+++ Data for this task +++

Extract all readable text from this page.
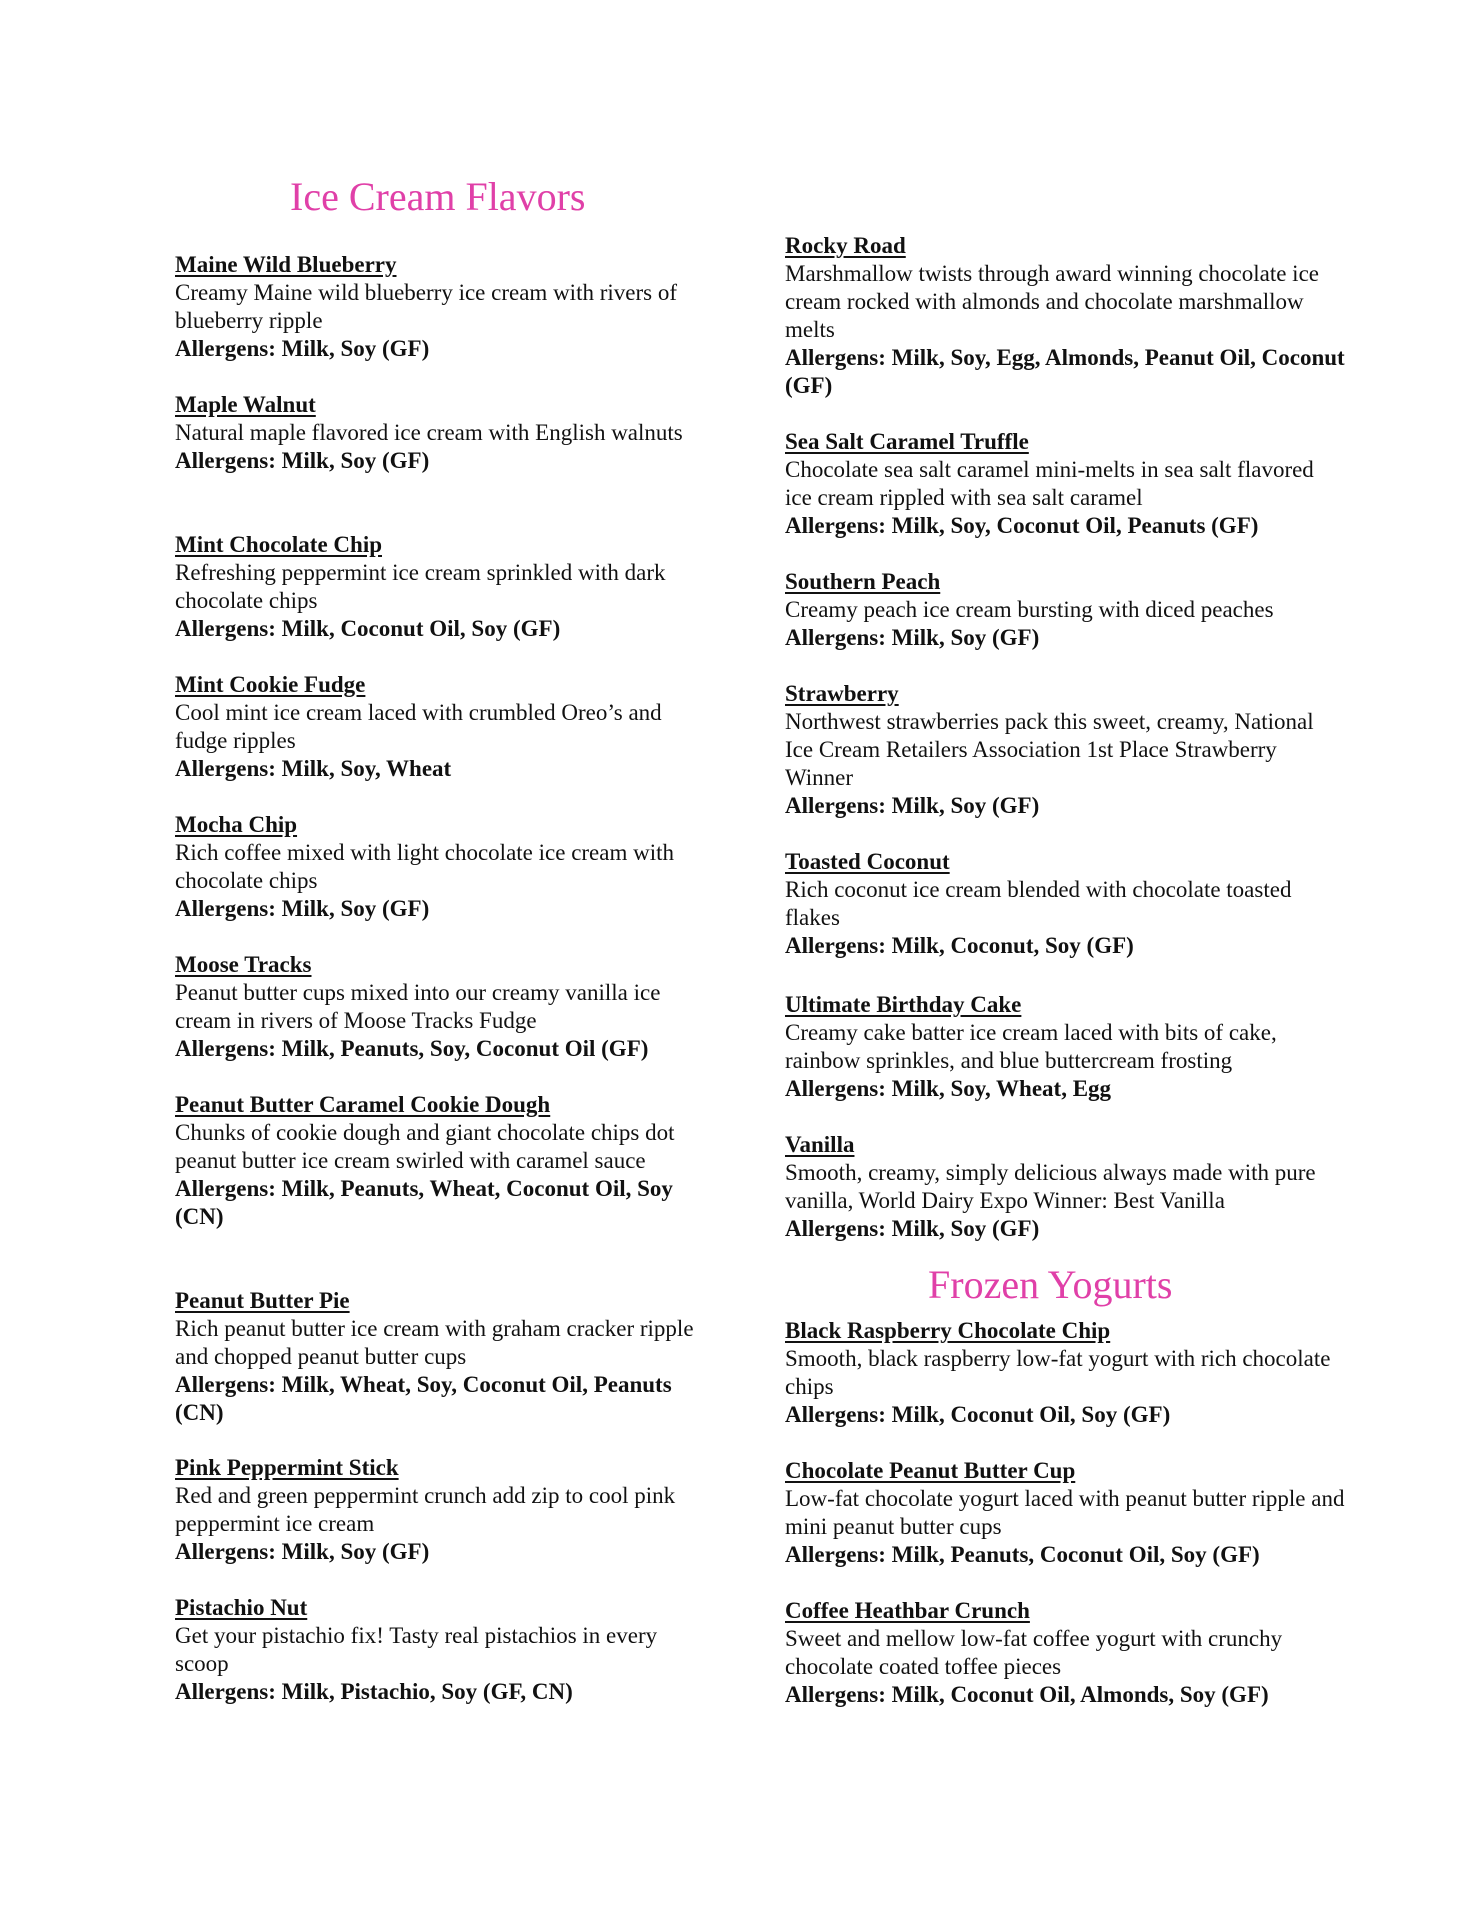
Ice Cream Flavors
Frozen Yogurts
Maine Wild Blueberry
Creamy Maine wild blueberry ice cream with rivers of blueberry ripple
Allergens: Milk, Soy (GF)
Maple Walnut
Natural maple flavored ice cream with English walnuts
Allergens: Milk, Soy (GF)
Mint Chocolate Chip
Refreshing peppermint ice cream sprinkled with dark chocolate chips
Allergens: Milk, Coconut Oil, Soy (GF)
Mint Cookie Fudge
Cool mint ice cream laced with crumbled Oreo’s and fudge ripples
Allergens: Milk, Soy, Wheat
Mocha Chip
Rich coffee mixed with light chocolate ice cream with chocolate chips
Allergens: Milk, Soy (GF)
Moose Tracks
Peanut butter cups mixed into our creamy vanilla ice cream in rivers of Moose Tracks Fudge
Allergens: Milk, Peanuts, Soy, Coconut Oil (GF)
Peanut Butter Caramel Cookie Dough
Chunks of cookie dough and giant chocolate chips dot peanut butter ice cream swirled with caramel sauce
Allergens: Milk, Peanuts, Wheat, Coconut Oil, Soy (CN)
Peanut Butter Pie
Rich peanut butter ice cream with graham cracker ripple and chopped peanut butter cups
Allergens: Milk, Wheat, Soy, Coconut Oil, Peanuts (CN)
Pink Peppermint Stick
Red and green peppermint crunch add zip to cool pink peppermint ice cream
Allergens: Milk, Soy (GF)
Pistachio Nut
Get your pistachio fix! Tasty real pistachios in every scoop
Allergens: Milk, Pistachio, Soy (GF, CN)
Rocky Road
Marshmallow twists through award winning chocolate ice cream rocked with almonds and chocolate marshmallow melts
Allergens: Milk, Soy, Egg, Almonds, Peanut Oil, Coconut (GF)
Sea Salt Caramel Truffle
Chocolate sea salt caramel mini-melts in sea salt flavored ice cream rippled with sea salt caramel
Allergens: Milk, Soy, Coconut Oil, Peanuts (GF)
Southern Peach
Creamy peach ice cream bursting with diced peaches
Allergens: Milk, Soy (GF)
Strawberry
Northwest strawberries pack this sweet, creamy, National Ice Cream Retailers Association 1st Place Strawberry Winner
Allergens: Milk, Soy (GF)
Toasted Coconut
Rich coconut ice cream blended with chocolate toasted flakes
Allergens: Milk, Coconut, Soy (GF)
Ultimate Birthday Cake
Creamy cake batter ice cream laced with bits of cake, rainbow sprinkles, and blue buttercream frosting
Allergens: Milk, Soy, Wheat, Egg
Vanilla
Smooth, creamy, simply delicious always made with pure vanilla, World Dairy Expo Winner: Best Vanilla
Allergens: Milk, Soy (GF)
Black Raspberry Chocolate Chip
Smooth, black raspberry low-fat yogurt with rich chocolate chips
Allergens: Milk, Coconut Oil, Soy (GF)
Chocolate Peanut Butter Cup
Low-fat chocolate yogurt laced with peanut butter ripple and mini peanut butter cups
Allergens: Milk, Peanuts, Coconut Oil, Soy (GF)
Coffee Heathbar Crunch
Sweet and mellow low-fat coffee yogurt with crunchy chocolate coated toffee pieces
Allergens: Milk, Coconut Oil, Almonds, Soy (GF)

+++

** Exercise details **
Give all the lines above again, character for character, without pictures.

** Exercise response **
Extract all readable text from this page.
Ice Cream Flavors
Frozen Yogurts
Maine Wild Blueberry
Creamy Maine wild blueberry ice cream with rivers of blueberry ripple
Allergens: Milk, Soy (GF)
Maple Walnut
Natural maple flavored ice cream with English walnuts
Allergens: Milk, Soy (GF)
Mint Chocolate Chip
Refreshing peppermint ice cream sprinkled with dark chocolate chips
Allergens: Milk, Coconut Oil, Soy (GF)
Mint Cookie Fudge
Cool mint ice cream laced with crumbled Oreo’s and fudge ripples
Allergens: Milk, Soy, Wheat
Mocha Chip
Rich coffee mixed with light chocolate ice cream with chocolate chips
Allergens: Milk, Soy (GF)
Moose Tracks
Peanut butter cups mixed into our creamy vanilla ice cream in rivers of Moose Tracks Fudge
Allergens: Milk, Peanuts, Soy, Coconut Oil (GF)
Peanut Butter Caramel Cookie Dough
Chunks of cookie dough and giant chocolate chips dot peanut butter ice cream swirled with caramel sauce
Allergens: Milk, Peanuts, Wheat, Coconut Oil, Soy (CN)
Peanut Butter Pie
Rich peanut butter ice cream with graham cracker ripple and chopped peanut butter cups
Allergens: Milk, Wheat, Soy, Coconut Oil, Peanuts (CN)
Pink Peppermint Stick
Red and green peppermint crunch add zip to cool pink peppermint ice cream
Allergens: Milk, Soy (GF)
Pistachio Nut
Get your pistachio fix! Tasty real pistachios in every scoop
Allergens: Milk, Pistachio, Soy (GF, CN)
Rocky Road
Marshmallow twists through award winning chocolate ice cream rocked with almonds and chocolate marshmallow melts
Allergens: Milk, Soy, Egg, Almonds, Peanut Oil, Coconut (GF)
Sea Salt Caramel Truffle
Chocolate sea salt caramel mini-melts in sea salt flavored ice cream rippled with sea salt caramel
Allergens: Milk, Soy, Coconut Oil, Peanuts (GF)
Southern Peach
Creamy peach ice cream bursting with diced peaches
Allergens: Milk, Soy (GF)
Strawberry
Northwest strawberries pack this sweet, creamy, National Ice Cream Retailers Association 1st Place Strawberry Winner
Allergens: Milk, Soy (GF)
Toasted Coconut
Rich coconut ice cream blended with chocolate toasted flakes
Allergens: Milk, Coconut, Soy (GF)
Ultimate Birthday Cake
Creamy cake batter ice cream laced with bits of cake, rainbow sprinkles, and blue buttercream frosting
Allergens: Milk, Soy, Wheat, Egg
Vanilla
Smooth, creamy, simply delicious always made with pure vanilla, World Dairy Expo Winner: Best Vanilla
Allergens: Milk, Soy (GF)
Black Raspberry Chocolate Chip
Smooth, black raspberry low-fat yogurt with rich chocolate chips
Allergens: Milk, Coconut Oil, Soy (GF)
Chocolate Peanut Butter Cup
Low-fat chocolate yogurt laced with peanut butter ripple and mini peanut butter cups
Allergens: Milk, Peanuts, Coconut Oil, Soy (GF)
Coffee Heathbar Crunch
Sweet and mellow low-fat coffee yogurt with crunchy chocolate coated toffee pieces
Allergens: Milk, Coconut Oil, Almonds, Soy (GF)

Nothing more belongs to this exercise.